_Exercise_.
Work out how many lines of the listing hold the string "передачу". Answer with that number alone.

_Materials provided_.

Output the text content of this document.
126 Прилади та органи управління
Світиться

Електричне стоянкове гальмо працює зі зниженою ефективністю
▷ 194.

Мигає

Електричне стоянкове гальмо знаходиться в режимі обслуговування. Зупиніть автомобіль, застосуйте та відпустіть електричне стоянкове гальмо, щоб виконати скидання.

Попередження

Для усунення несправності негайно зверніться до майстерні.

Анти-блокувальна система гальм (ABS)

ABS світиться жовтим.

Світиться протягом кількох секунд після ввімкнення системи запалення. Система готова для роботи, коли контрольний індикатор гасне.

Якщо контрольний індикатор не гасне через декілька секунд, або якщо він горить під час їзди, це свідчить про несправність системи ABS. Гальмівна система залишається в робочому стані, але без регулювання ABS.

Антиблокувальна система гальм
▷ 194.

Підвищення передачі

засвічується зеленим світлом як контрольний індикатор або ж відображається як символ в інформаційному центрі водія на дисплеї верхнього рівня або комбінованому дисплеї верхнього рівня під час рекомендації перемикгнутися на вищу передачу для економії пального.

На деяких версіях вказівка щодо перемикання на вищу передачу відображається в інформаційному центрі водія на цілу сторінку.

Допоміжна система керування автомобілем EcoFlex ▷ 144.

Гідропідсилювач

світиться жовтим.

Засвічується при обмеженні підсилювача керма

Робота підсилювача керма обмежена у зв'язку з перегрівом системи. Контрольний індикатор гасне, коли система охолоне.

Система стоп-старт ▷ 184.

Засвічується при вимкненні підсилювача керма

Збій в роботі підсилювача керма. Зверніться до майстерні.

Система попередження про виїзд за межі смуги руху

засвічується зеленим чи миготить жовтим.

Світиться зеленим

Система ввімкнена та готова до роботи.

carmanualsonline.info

_Response to the task_.
2